Aim —
Type out the data exactly as given. Skip any image.

Start of Data for processing

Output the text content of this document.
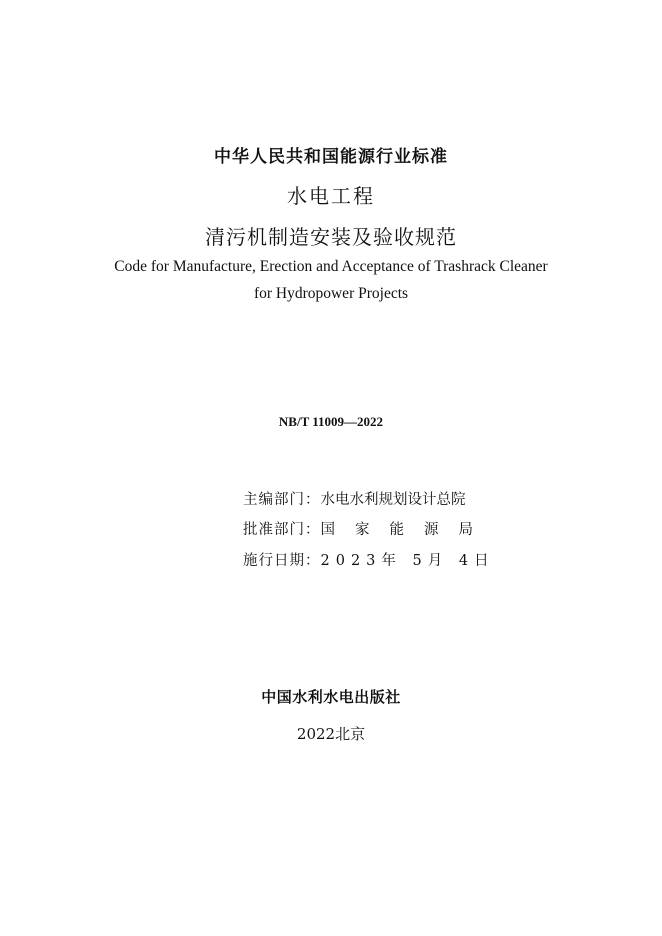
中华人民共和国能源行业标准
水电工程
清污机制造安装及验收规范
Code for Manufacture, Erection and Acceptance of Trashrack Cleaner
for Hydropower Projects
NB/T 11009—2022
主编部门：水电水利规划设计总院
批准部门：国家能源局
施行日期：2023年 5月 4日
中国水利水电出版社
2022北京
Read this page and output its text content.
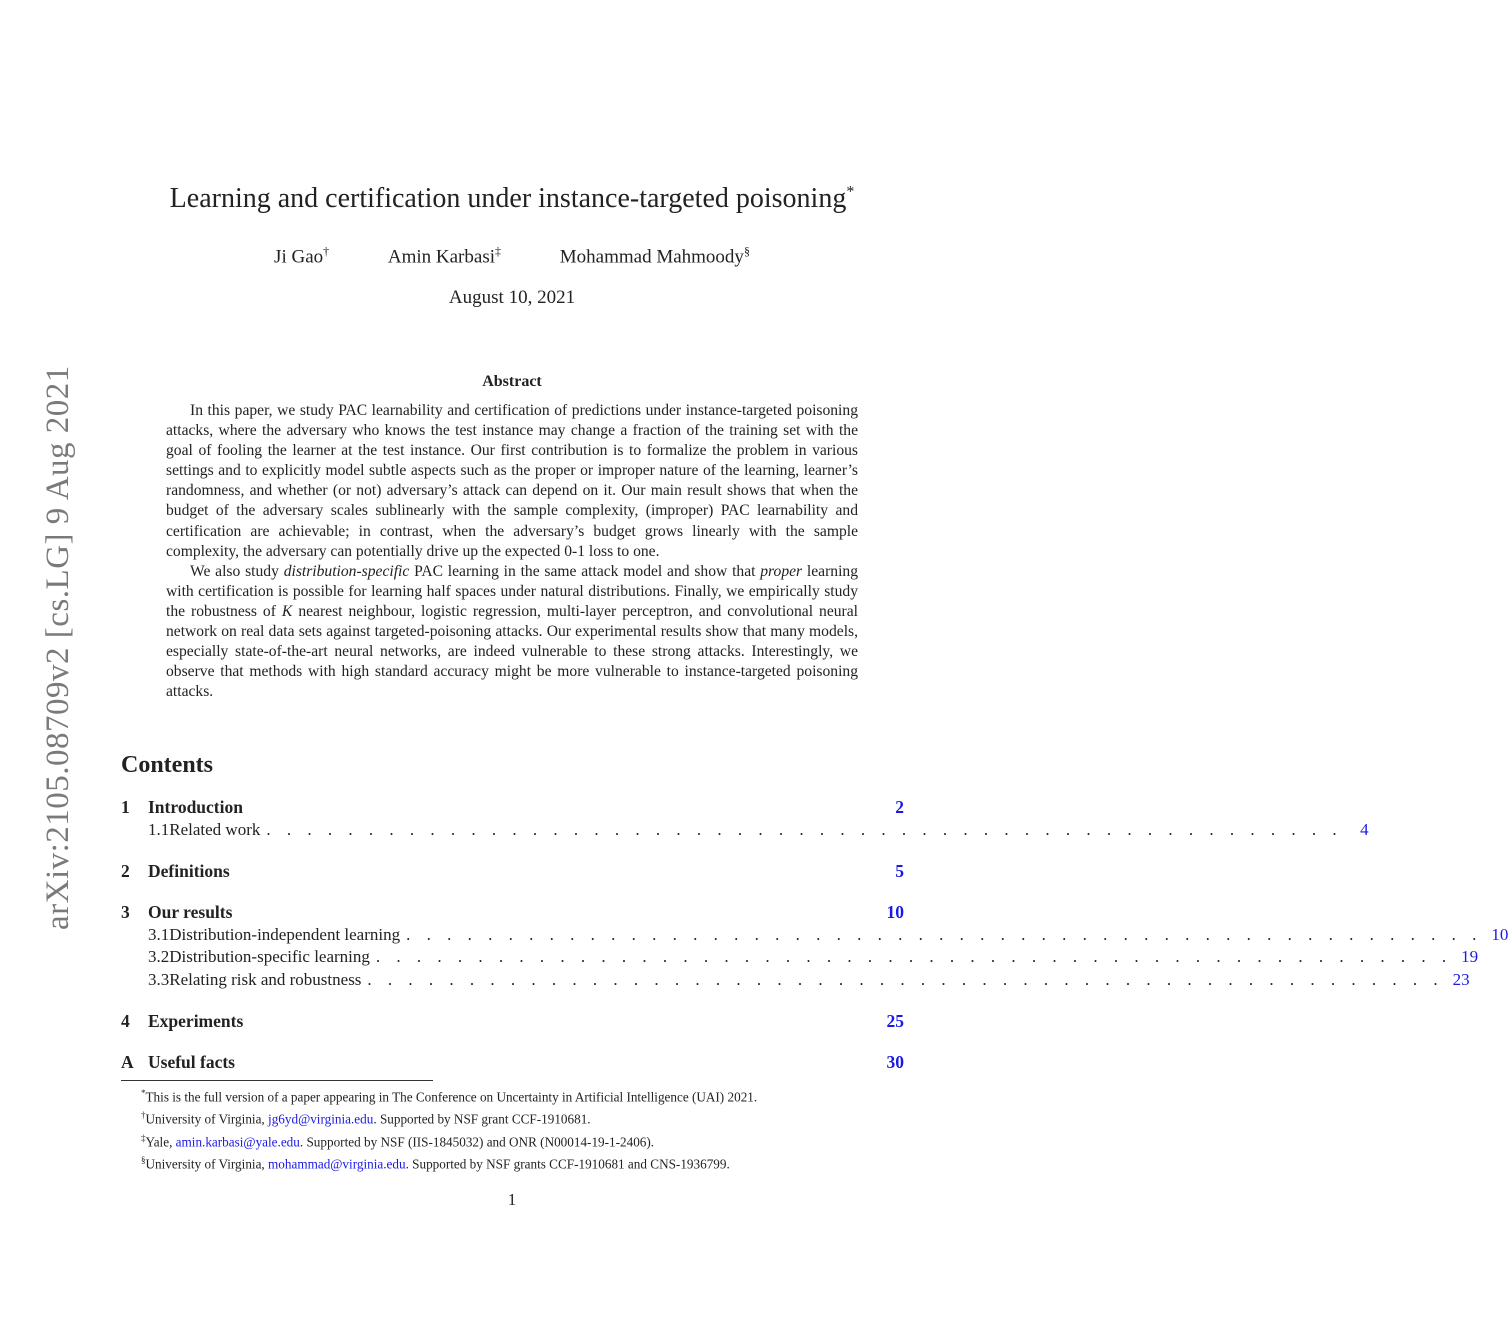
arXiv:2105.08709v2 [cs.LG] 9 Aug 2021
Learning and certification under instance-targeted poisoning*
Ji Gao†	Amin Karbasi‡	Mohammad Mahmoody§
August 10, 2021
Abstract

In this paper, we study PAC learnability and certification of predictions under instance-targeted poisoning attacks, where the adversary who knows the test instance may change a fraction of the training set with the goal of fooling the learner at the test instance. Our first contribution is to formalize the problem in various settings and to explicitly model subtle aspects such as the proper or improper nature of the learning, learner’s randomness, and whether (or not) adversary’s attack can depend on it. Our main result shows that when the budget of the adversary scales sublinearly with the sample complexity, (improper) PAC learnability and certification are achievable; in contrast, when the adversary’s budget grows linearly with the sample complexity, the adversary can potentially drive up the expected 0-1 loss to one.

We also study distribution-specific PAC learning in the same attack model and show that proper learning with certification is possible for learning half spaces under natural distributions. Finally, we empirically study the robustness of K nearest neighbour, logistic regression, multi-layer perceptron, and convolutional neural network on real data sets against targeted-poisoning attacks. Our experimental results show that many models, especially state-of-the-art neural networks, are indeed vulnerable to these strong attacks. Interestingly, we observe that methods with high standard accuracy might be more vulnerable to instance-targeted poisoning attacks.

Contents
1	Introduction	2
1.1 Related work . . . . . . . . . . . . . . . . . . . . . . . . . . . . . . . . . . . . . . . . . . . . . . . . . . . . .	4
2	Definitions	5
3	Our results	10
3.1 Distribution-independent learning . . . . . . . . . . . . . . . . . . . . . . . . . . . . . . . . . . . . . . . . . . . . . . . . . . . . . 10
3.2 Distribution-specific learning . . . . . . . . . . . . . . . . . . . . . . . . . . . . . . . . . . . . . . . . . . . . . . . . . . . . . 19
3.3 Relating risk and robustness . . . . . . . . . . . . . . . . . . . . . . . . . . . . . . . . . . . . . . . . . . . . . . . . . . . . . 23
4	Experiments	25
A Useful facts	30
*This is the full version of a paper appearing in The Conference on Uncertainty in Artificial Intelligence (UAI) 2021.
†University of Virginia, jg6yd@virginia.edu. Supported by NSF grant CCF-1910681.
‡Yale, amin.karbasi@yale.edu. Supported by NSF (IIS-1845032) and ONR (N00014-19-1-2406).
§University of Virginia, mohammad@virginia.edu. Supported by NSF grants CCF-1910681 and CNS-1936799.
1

End of Data for processing

Worked answer —
Output the text content of this document.
中华人民共和国能源行业标准
水电工程
清污机制造安装及验收规范
Code for Manufacture, Erection and Acceptance of Trashrack Cleaner
for Hydropower Projects
NB/T 11009—2022
主编部门：水电水利规划设计总院
批准部门：国家能源局
施行日期：2023年 5月 4日
中国水利水电出版社
2022北京
Read this page and output its text content.
arXiv:2105.08709v2 [cs.LG] 9 Aug 2021
Learning and certification under instance-targeted poisoning*
Ji Gao†	Amin Karbasi‡	Mohammad Mahmoody§
August 10, 2021
Abstract

In this paper, we study PAC learnability and certification of predictions under instance-targeted poisoning attacks, where the adversary who knows the test instance may change a fraction of the training set with the goal of fooling the learner at the test instance. Our first contribution is to formalize the problem in various settings and to explicitly model subtle aspects such as the proper or improper nature of the learning, learner’s randomness, and whether (or not) adversary’s attack can depend on it. Our main result shows that when the budget of the adversary scales sublinearly with the sample complexity, (improper) PAC learnability and certification are achievable; in contrast, when the adversary’s budget grows linearly with the sample complexity, the adversary can potentially drive up the expected 0-1 loss to one.

We also study distribution-specific PAC learning in the same attack model and show that proper learning with certification is possible for learning half spaces under natural distributions. Finally, we empirically study the robustness of K nearest neighbour, logistic regression, multi-layer perceptron, and convolutional neural network on real data sets against targeted-poisoning attacks. Our experimental results show that many models, especially state-of-the-art neural networks, are indeed vulnerable to these strong attacks. Interestingly, we observe that methods with high standard accuracy might be more vulnerable to instance-targeted poisoning attacks.

Contents
1	Introduction	2
1.1 Related work . . . . . . . . . . . . . . . . . . . . . . . . . . . . . . . . . . . . . . . . . . . . . . . . . . . . .	4
2	Definitions	5
3	Our results	10
3.1 Distribution-independent learning . . . . . . . . . . . . . . . . . . . . . . . . . . . . . . . . . . . . . . . . . . . . . . . . . . . . . 10
3.2 Distribution-specific learning . . . . . . . . . . . . . . . . . . . . . . . . . . . . . . . . . . . . . . . . . . . . . . . . . . . . . 19
3.3 Relating risk and robustness . . . . . . . . . . . . . . . . . . . . . . . . . . . . . . . . . . . . . . . . . . . . . . . . . . . . . 23
4	Experiments	25
A Useful facts	30
*This is the full version of a paper appearing in The Conference on Uncertainty in Artificial Intelligence (UAI) 2021.
†University of Virginia, jg6yd@virginia.edu. Supported by NSF grant CCF-1910681.
‡Yale, amin.karbasi@yale.edu. Supported by NSF (IIS-1845032) and ONR (N00014-19-1-2406).
§University of Virginia, mohammad@virginia.edu. Supported by NSF grants CCF-1910681 and CNS-1936799.
1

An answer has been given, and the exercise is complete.